Problem requirements: Extract the entries in their exact form.
☆ ☆ ☆ ☆ ☆ ☆ ☆
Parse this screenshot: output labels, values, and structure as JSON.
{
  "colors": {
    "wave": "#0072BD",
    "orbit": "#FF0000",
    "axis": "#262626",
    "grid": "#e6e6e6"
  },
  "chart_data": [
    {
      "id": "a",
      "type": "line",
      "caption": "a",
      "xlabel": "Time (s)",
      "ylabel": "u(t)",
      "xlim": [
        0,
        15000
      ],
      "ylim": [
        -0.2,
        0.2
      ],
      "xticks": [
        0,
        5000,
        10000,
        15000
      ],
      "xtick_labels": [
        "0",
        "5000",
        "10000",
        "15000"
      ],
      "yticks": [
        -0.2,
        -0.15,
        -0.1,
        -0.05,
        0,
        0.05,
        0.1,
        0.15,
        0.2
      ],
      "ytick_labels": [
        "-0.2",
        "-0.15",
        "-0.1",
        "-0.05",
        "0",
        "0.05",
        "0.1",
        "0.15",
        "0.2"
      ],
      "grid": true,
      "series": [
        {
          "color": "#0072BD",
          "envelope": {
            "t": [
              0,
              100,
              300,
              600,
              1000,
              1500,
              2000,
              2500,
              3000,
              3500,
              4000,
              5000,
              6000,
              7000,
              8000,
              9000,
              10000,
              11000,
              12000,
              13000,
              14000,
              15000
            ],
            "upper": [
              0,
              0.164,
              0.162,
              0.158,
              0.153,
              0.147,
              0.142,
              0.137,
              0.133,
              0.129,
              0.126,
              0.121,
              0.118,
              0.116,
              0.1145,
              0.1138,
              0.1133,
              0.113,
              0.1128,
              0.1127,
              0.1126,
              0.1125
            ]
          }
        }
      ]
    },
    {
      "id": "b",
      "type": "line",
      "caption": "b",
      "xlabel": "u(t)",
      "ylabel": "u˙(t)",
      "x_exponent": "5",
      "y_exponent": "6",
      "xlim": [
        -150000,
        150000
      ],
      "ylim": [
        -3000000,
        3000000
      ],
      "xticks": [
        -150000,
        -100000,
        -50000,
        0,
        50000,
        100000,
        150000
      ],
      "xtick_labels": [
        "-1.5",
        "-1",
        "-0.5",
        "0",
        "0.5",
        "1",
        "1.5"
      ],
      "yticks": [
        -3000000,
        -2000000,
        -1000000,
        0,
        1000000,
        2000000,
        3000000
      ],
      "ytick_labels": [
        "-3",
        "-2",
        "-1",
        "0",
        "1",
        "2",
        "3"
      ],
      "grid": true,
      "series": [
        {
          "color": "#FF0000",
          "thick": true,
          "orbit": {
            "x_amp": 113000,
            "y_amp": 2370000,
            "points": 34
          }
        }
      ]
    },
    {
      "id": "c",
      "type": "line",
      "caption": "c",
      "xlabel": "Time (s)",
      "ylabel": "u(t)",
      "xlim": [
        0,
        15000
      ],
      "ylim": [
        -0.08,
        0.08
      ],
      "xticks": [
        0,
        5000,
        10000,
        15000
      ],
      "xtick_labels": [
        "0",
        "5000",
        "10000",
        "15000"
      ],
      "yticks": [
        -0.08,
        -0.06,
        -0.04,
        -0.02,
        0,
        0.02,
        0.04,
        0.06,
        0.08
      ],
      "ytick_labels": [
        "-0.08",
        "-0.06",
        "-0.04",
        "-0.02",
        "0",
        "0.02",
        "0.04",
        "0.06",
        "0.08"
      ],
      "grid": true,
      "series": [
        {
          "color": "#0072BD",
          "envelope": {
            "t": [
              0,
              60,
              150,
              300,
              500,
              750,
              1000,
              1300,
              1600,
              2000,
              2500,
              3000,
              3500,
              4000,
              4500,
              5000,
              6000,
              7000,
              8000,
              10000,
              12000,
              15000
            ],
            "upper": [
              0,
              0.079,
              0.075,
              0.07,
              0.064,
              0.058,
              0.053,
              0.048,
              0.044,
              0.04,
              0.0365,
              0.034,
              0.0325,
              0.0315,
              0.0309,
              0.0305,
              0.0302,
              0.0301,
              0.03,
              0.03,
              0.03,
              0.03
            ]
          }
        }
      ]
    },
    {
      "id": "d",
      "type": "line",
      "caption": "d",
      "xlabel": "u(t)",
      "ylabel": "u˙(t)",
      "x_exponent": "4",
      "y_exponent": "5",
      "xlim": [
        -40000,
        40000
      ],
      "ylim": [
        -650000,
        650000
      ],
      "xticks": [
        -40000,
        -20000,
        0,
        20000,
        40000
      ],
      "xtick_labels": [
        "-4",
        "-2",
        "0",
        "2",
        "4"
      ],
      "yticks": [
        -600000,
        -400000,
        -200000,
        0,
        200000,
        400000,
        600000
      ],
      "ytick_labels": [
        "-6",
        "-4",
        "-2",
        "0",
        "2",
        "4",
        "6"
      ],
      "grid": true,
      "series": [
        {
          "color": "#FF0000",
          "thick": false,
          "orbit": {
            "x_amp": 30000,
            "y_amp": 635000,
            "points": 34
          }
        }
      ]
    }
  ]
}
☆ ☆ ☆ ☆ ☆ ☆ ☆
Written response:
Parse this screenshot: output labels, values, and structure as JSON.
{
  "colors": {
    "wave": "#0072BD",
    "orbit": "#FF0000",
    "axis": "#262626",
    "grid": "#e6e6e6"
  },
  "chart_data": [
    {
      "id": "a",
      "type": "line",
      "caption": "a",
      "xlabel": "Time (s)",
      "ylabel": "u(t)",
      "xlim": [
        0,
        15000
      ],
      "ylim": [
        -0.2,
        0.2
      ],
      "xticks": [
        0,
        5000,
        10000,
        15000
      ],
      "xtick_labels": [
        "0",
        "5000",
        "10000",
        "15000"
      ],
      "yticks": [
        -0.2,
        -0.15,
        -0.1,
        -0.05,
        0,
        0.05,
        0.1,
        0.15,
        0.2
      ],
      "ytick_labels": [
        "-0.2",
        "-0.15",
        "-0.1",
        "-0.05",
        "0",
        "0.05",
        "0.1",
        "0.15",
        "0.2"
      ],
      "grid": true,
      "series": [
        {
          "color": "#0072BD",
          "envelope": {
            "t": [
              0,
              100,
              300,
              600,
              1000,
              1500,
              2000,
              2500,
              3000,
              3500,
              4000,
              5000,
              6000,
              7000,
              8000,
              9000,
              10000,
              11000,
              12000,
              13000,
              14000,
              15000
            ],
            "upper": [
              0,
              0.164,
              0.162,
              0.158,
              0.153,
              0.147,
              0.142,
              0.137,
              0.133,
              0.129,
              0.126,
              0.121,
              0.118,
              0.116,
              0.1145,
              0.1138,
              0.1133,
              0.113,
              0.1128,
              0.1127,
              0.1126,
              0.1125
            ]
          }
        }
      ]
    },
    {
      "id": "b",
      "type": "line",
      "caption": "b",
      "xlabel": "u(t)",
      "ylabel": "u˙(t)",
      "x_exponent": "5",
      "y_exponent": "6",
      "xlim": [
        -150000,
        150000
      ],
      "ylim": [
        -3000000,
        3000000
      ],
      "xticks": [
        -150000,
        -100000,
        -50000,
        0,
        50000,
        100000,
        150000
      ],
      "xtick_labels": [
        "-1.5",
        "-1",
        "-0.5",
        "0",
        "0.5",
        "1",
        "1.5"
      ],
      "yticks": [
        -3000000,
        -2000000,
        -1000000,
        0,
        1000000,
        2000000,
        3000000
      ],
      "ytick_labels": [
        "-3",
        "-2",
        "-1",
        "0",
        "1",
        "2",
        "3"
      ],
      "grid": true,
      "series": [
        {
          "color": "#FF0000",
          "thick": true,
          "orbit": {
            "x_amp": 113000,
            "y_amp": 2370000,
            "points": 34
          }
        }
      ]
    },
    {
      "id": "c",
      "type": "line",
      "caption": "c",
      "xlabel": "Time (s)",
      "ylabel": "u(t)",
      "xlim": [
        0,
        15000
      ],
      "ylim": [
        -0.08,
        0.08
      ],
      "xticks": [
        0,
        5000,
        10000,
        15000
      ],
      "xtick_labels": [
        "0",
        "5000",
        "10000",
        "15000"
      ],
      "yticks": [
        -0.08,
        -0.06,
        -0.04,
        -0.02,
        0,
        0.02,
        0.04,
        0.06,
        0.08
      ],
      "ytick_labels": [
        "-0.08",
        "-0.06",
        "-0.04",
        "-0.02",
        "0",
        "0.02",
        "0.04",
        "0.06",
        "0.08"
      ],
      "grid": true,
      "series": [
        {
          "color": "#0072BD",
          "envelope": {
            "t": [
              0,
              60,
              150,
              300,
              500,
              750,
              1000,
              1300,
              1600,
              2000,
              2500,
              3000,
              3500,
              4000,
              4500,
              5000,
              6000,
              7000,
              8000,
              10000,
              12000,
              15000
            ],
            "upper": [
              0,
              0.079,
              0.075,
              0.07,
              0.064,
              0.058,
              0.053,
              0.048,
              0.044,
              0.04,
              0.0365,
              0.034,
              0.0325,
              0.0315,
              0.0309,
              0.0305,
              0.0302,
              0.0301,
              0.03,
              0.03,
              0.03,
              0.03
            ]
          }
        }
      ]
    },
    {
      "id": "d",
      "type": "line",
      "caption": "d",
      "xlabel": "u(t)",
      "ylabel": "u˙(t)",
      "x_exponent": "4",
      "y_exponent": "5",
      "xlim": [
        -40000,
        40000
      ],
      "ylim": [
        -650000,
        650000
      ],
      "xticks": [
        -40000,
        -20000,
        0,
        20000,
        40000
      ],
      "xtick_labels": [
        "-4",
        "-2",
        "0",
        "2",
        "4"
      ],
      "yticks": [
        -600000,
        -400000,
        -200000,
        0,
        200000,
        400000,
        600000
      ],
      "ytick_labels": [
        "-6",
        "-4",
        "-2",
        "0",
        "2",
        "4",
        "6"
      ],
      "grid": true,
      "series": [
        {
          "color": "#FF0000",
          "thick": false,
          "orbit": {
            "x_amp": 30000,
            "y_amp": 635000,
            "points": 34
          }
        }
      ]
    }
  ]
}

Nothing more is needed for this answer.